> _EXTRACTED INFORMATION_:
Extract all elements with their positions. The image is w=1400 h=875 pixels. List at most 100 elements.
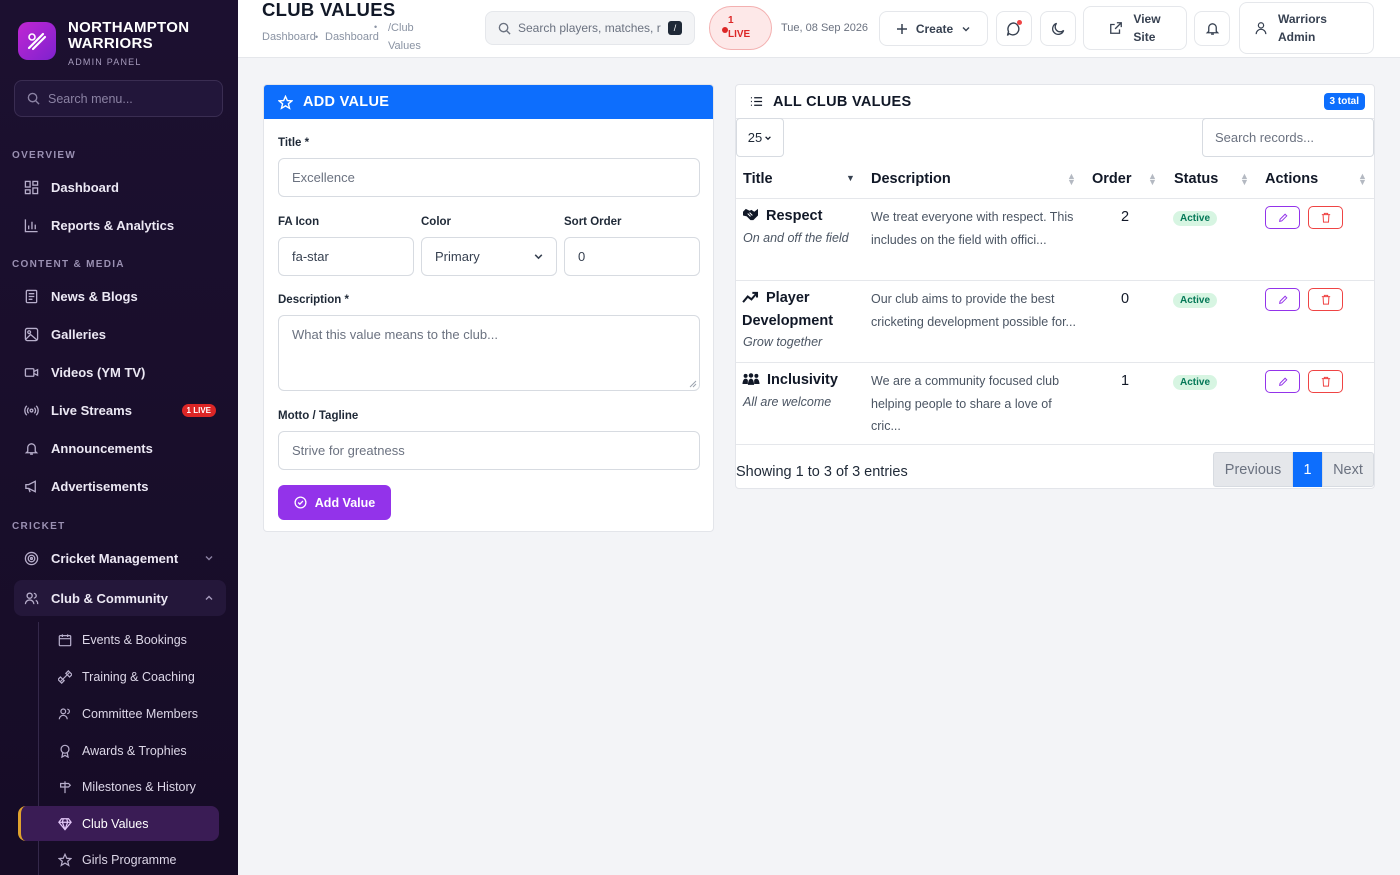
page-length-select[interactable]: 25: [736, 118, 784, 157]
table-header-bar: ALL CLUB VALUES: [736, 85, 1374, 119]
sidebar-item-girls-programme[interactable]: Girls Programme: [58, 846, 176, 874]
description-textarea[interactable]: What this value means to the club...: [278, 315, 700, 391]
sidebar-item-events[interactable]: Events & Bookings: [58, 626, 187, 654]
sidebar-item-label: Advertisements: [51, 478, 149, 494]
live-count-badge: 1 LIVE: [181, 403, 216, 417]
breadcrumb-values: Values: [388, 40, 421, 52]
edit-button[interactable]: [1265, 288, 1300, 311]
sidebar-item-videos[interactable]: Videos (YM TV): [14, 356, 226, 388]
image-icon: [24, 327, 39, 341]
sidebar-item-milestones[interactable]: Milestones & History: [58, 773, 196, 801]
main-content: ADD VALUE Title * Excellence FA Icon fa-…: [238, 58, 1400, 875]
table-title: ALL CLUB VALUES: [773, 93, 912, 110]
sidebar-item-reports[interactable]: Reports & Analytics: [14, 209, 226, 241]
sidebar-item-training[interactable]: Training & Coaching: [58, 663, 195, 691]
table-search-input[interactable]: Search records...: [1202, 118, 1374, 157]
sidebar-item-label: Training & Coaching: [82, 670, 195, 684]
notifications-button[interactable]: [1194, 11, 1230, 46]
sidebar-item-committee[interactable]: Committee Members: [58, 700, 198, 728]
previous-page-button[interactable]: Previous: [1213, 452, 1293, 487]
column-header-title[interactable]: Title: [743, 171, 773, 187]
check-circle-icon: [294, 496, 307, 509]
sidebar-item-club-community[interactable]: Club & Community: [14, 580, 226, 616]
global-search-input[interactable]: Search players, matches, r /: [485, 11, 695, 45]
row-description: Our club aims to provide the best cricke…: [871, 292, 1076, 329]
sidebar-item-cricket-management[interactable]: Cricket Management: [14, 542, 226, 574]
color-label: Color: [421, 216, 452, 228]
sidebar-item-label: Committee Members: [82, 707, 198, 721]
club-values-table-card: ALL CLUB VALUES 3 total 25 Search record…: [735, 84, 1375, 489]
sidebar-item-awards[interactable]: Awards & Trophies: [58, 737, 187, 765]
sidebar-item-dashboard[interactable]: Dashboard: [14, 171, 226, 203]
page-title: CLUB VALUES: [262, 0, 396, 20]
sort-icon[interactable]: ▲ ▼: [1148, 172, 1157, 187]
calendar-icon: [58, 634, 72, 647]
add-value-title: ADD VALUE: [303, 94, 390, 110]
row-motto: On and off the field: [743, 231, 849, 245]
user-menu-button[interactable]: Warriors Admin: [1239, 2, 1374, 54]
edit-button[interactable]: [1265, 370, 1300, 393]
delete-button[interactable]: [1308, 370, 1343, 393]
sidebar-item-announcements[interactable]: Announcements: [14, 432, 226, 464]
add-value-button[interactable]: Add Value: [278, 485, 391, 520]
brand[interactable]: NORTHAMPTON WARRIORS ADMIN PANEL: [18, 20, 189, 67]
title-input[interactable]: Excellence: [278, 158, 700, 197]
row-motto: Grow together: [743, 335, 823, 349]
live-dot-icon: [722, 27, 728, 33]
breadcrumb-separator: •: [315, 32, 319, 42]
sort-icon[interactable]: ▲ ▼: [1067, 172, 1076, 187]
icon-input[interactable]: fa-star: [278, 237, 414, 276]
column-header-description[interactable]: Description: [871, 171, 951, 187]
plus-icon: [896, 23, 907, 34]
chevron-up-icon: [205, 595, 213, 600]
sidebar-item-club-values[interactable]: Club Values: [18, 806, 219, 841]
column-header-status[interactable]: Status: [1174, 171, 1218, 187]
club-logo: [18, 22, 56, 60]
sort-order-input[interactable]: 0: [564, 237, 700, 276]
row-divider: [736, 362, 1374, 363]
breadcrumb-dashboard[interactable]: Dashboard: [262, 31, 316, 43]
motto-input[interactable]: Strive for greatness: [278, 431, 700, 470]
column-header-actions[interactable]: Actions: [1265, 171, 1318, 187]
row-order: 1: [1121, 373, 1130, 389]
page-number-button[interactable]: 1: [1293, 452, 1322, 487]
sidebar-search-input[interactable]: Search menu...: [14, 80, 223, 117]
video-icon: [24, 367, 39, 377]
sidebar-item-galleries[interactable]: Galleries: [14, 318, 226, 350]
trash-icon: [1321, 294, 1330, 305]
chat-button[interactable]: [996, 11, 1032, 46]
user-name-line1: Warriors: [1278, 12, 1327, 26]
sort-icon[interactable]: ▲ ▼: [1358, 172, 1367, 187]
sidebar-item-news[interactable]: News & Blogs: [14, 280, 226, 312]
breadcrumb-dashboard-2[interactable]: Dashboard: [325, 31, 379, 43]
edit-button[interactable]: [1265, 206, 1300, 229]
row-divider: [736, 444, 1374, 445]
sort-desc-icon[interactable]: ▼: [846, 174, 855, 183]
color-select[interactable]: Primary: [421, 237, 557, 276]
row-divider: [736, 280, 1374, 281]
star-icon: [278, 94, 293, 110]
section-overview: OVERVIEW: [12, 150, 77, 161]
view-site-button[interactable]: View Site: [1083, 6, 1187, 50]
delete-button[interactable]: [1308, 288, 1343, 311]
resize-handle-icon[interactable]: [689, 380, 697, 388]
status-badge: Active: [1173, 293, 1218, 308]
live-indicator[interactable]: 1 LIVE: [709, 6, 772, 50]
sidebar-item-live-streams[interactable]: Live Streams 1 LIVE: [14, 394, 226, 426]
row-title: Inclusivity: [742, 369, 838, 392]
user-name-line2: Admin: [1278, 30, 1316, 44]
sidebar-item-label: Announcements: [51, 440, 153, 456]
sidebar-item-advertisements[interactable]: Advertisements: [14, 470, 226, 502]
sort-icon[interactable]: ▲ ▼: [1240, 172, 1249, 187]
people-group-icon: [742, 373, 760, 385]
sort-order-label: Sort Order: [564, 216, 622, 228]
delete-button[interactable]: [1308, 206, 1343, 229]
next-page-button[interactable]: Next: [1322, 452, 1374, 487]
theme-toggle-button[interactable]: [1040, 11, 1076, 46]
total-count-badge: 3 total: [1323, 93, 1365, 110]
dumbbell-icon: [58, 670, 72, 684]
chevron-down-icon: [765, 135, 772, 140]
color-select-value: Primary: [435, 249, 480, 264]
create-button[interactable]: Create: [879, 11, 988, 46]
column-header-order[interactable]: Order: [1092, 171, 1132, 187]
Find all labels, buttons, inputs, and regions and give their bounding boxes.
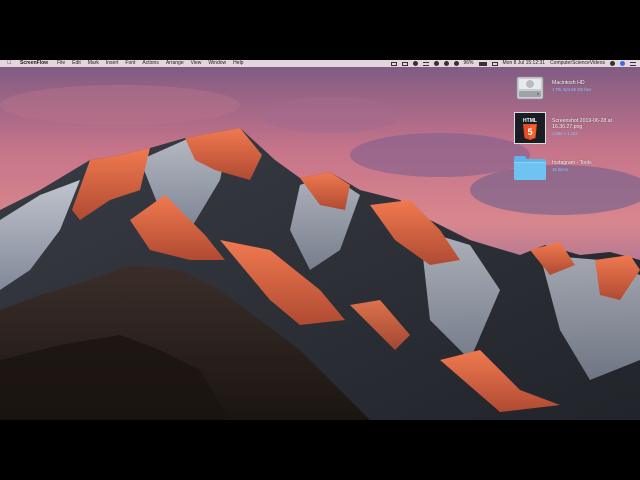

> _AIM_: Put every line of the material above into a JSON list of strings, one string per line, with blank lines left out. Leave the pictures out of the list.

> _TASK RESPONSE_:
[
  "Extract all elements with their positions. The image is w=1400 h=875 pixels. List at most 100 elements.",
  "page-length-select[interactable]: 25: [736, 118, 784, 157]",
  "table-header-bar: ALL CLUB VALUES: [736, 85, 1374, 119]",
  "sidebar-item-girls-programme[interactable]: Girls Programme: [58, 846, 176, 874]",
  "description-textarea[interactable]: What this value means to the club...: [278, 315, 700, 391]",
  "sidebar-item-events[interactable]: Events & Bookings: [58, 626, 187, 654]",
  "sidebar-item-label: Advertisements: [51, 478, 149, 494]",
  "live-count-badge: 1 LIVE: [181, 403, 216, 417]",
  "breadcrumb-values: Values: [388, 40, 421, 52]",
  "edit-button[interactable]: [1265, 288, 1300, 311]",
  "sidebar-item-videos[interactable]: Videos (YM TV): [14, 356, 226, 388]",
  "image-icon: [24, 327, 39, 341]",
  "sidebar-item-milestones[interactable]: Milestones & History: [58, 773, 196, 801]",
  "main-content: ADD VALUE Title * Excellence FA Icon fa-…: [238, 58, 1400, 875]",
  "table-title: ALL CLUB VALUES: [773, 93, 912, 110]",
  "sidebar-item-reports[interactable]: Reports & Analytics: [14, 209, 226, 241]",
  "sidebar-item-training[interactable]: Training & Coaching: [58, 663, 195, 691]",
  "table-search-input[interactable]: Search records...: [1202, 118, 1374, 157]",
  "sidebar-item-label: Training & Coaching: [82, 670, 195, 684]",
  "notifications-button[interactable]: [1194, 11, 1230, 46]",
  "sidebar-item-committee[interactable]: Committee Members: [58, 700, 198, 728]",
  "previous-page-button[interactable]: Previous: [1213, 452, 1293, 487]",
  "column-header-title[interactable]: Title: [743, 171, 773, 187]",
  "check-circle-icon: [294, 496, 307, 509]",
  "sidebar-item-club-community[interactable]: Club & Community: [14, 580, 226, 616]",
  "global-search-input[interactable]: Search players, matches, r /: [485, 11, 695, 45]",
  "row-description: Our club aims to provide the best cricke…: [871, 292, 1076, 329]",
  "sidebar-item-cricket-management[interactable]: Cricket Management: [14, 542, 226, 574]",
  "color-label: Color: [421, 216, 452, 228]",
  "sidebar-item-label: Committee Members: [82, 707, 198, 721]",
  "club-values-table-card: ALL CLUB VALUES 3 total 25 Search record…: [735, 84, 1375, 489]",
  "sidebar-item-awards[interactable]: Awards & Trophies: [58, 737, 187, 765]",
  "sidebar-item-dashboard[interactable]: Dashboard: [14, 171, 226, 203]",
  "page-title: CLUB VALUES: [262, 0, 396, 20]",
  "sort-icon[interactable]: ▲ ▼: [1148, 172, 1157, 187]",
  "calendar-icon: [58, 634, 72, 647]",
  "add-value-title: ADD VALUE: [303, 94, 390, 110]",
  "row-motto: On and off the field: [743, 231, 849, 245]",
  "user-menu-button[interactable]: Warriors Admin: [1239, 2, 1374, 54]",
  "edit-button[interactable]: [1265, 370, 1300, 393]",
  "delete-button[interactable]: [1308, 370, 1343, 393]",
  "sidebar-item-announcements[interactable]: Announcements: [14, 432, 226, 464]",
  "add-value-button[interactable]: Add Value: [278, 485, 391, 520]",
  "brand[interactable]: NORTHAMPTON WARRIORS ADMIN PANEL: [18, 20, 189, 67]",
  "title-input[interactable]: Excellence: [278, 158, 700, 197]",
  "row-motto: Grow together: [743, 335, 823, 349]",
  "live-dot-icon: [722, 27, 728, 33]",
  "breadcrumb-separator: •: [315, 32, 319, 42]",
  "sort-icon[interactable]: ▲ ▼: [1067, 172, 1076, 187]",
  "icon-input[interactable]: fa-star: [278, 237, 414, 276]",
  "column-header-description[interactable]: Description: [871, 171, 951, 187]",
  "plus-icon: [896, 23, 907, 34]",
  "chevron-up-icon: [205, 595, 213, 600]",
  "sidebar-item-club-values[interactable]: Club Values: [18, 806, 219, 841]",
  "column-header-status[interactable]: Status: [1174, 171, 1218, 187]",
  "club-logo: [18, 22, 56, 60]",
  "sort-order-input[interactable]: 0: [564, 237, 700, 276]",
  "row-divider: [736, 362, 1374, 363]",
  "breadcrumb-dashboard[interactable]: Dashboard: [262, 31, 316, 43]",
  "motto-input[interactable]: Strive for greatness: [278, 431, 700, 470]",
  "column-header-actions[interactable]: Actions: [1265, 171, 1318, 187]",
  "row-order: 1: [1121, 373, 1130, 389]",
  "page-number-button[interactable]: 1: [1293, 452, 1322, 487]",
  "sidebar-search-input[interactable]: Search menu...: [14, 80, 223, 117]",
  "video-icon: [24, 367, 39, 377]",
  "sidebar-item-galleries[interactable]: Galleries: [14, 318, 226, 350]",
  "trash-icon: [1321, 294, 1330, 305]",
  "chat-button[interactable]: [996, 11, 1032, 46]",
  "user-name-line1: Warriors: [1278, 12, 1327, 26]",
  "sort-icon[interactable]: ▲ ▼: [1358, 172, 1367, 187]",
  "sidebar-item-news[interactable]: News & Blogs: [14, 280, 226, 312]",
  "breadcrumb-dashboard-2[interactable]: Dashboard: [325, 31, 379, 43]",
  "edit-button[interactable]: [1265, 206, 1300, 229]",
  "row-divider: [736, 444, 1374, 445]",
  "sort-desc-icon[interactable]: ▼: [846, 174, 855, 183]",
  "color-select[interactable]: Primary: [421, 237, 557, 276]",
  "row-divider: [736, 280, 1374, 281]",
  "star-icon: [278, 94, 293, 110]",
  "section-overview: OVERVIEW: [12, 150, 77, 161]",
  "view-site-button[interactable]: View Site: [1083, 6, 1187, 50]",
  "delete-button[interactable]: [1308, 288, 1343, 311]",
  "resize-handle-icon[interactable]: [689, 380, 697, 388]",
  "status-badge: Active: [1173, 293, 1218, 308]",
  "live-indicator[interactable]: 1 LIVE: [709, 6, 772, 50]",
  "sidebar-item-live-streams[interactable]: Live Streams 1 LIVE: [14, 394, 226, 426]",
  "row-title: Inclusivity: [742, 369, 838, 392]",
  "user-name-line2: Admin: [1278, 30, 1316, 44]",
  "sidebar-item-label: Announcements: [51, 440, 153, 456]",
  "sidebar-item-advertisements[interactable]: Advertisements: [14, 470, 226, 502]",
  "sort-icon[interactable]: ▲ ▼: [1240, 172, 1249, 187]",
  "people-group-icon: [742, 373, 760, 385]",
  "sort-order-label: Sort Order: [564, 216, 622, 228]",
  "delete-button[interactable]: [1308, 206, 1343, 229]",
  "next-page-button[interactable]: Next: [1322, 452, 1374, 487]",
  "theme-toggle-button[interactable]: [1040, 11, 1076, 46]",
  "total-count-badge: 3 total: [1323, 93, 1365, 110]",
  "dumbbell-icon: [58, 670, 72, 684]",
  "chevron-down-icon: [765, 135, 772, 140]",
  "color-select-value: Primary: [435, 249, 480, 264]",
  "create-button[interactable]: Create: [879, 11, 988, 46]",
  "column-header-order[interactable]: Order: [1092, 171, 1132, 187]",
  "Find all labels, buttons, inputs, and regions and give their bounding boxes."
]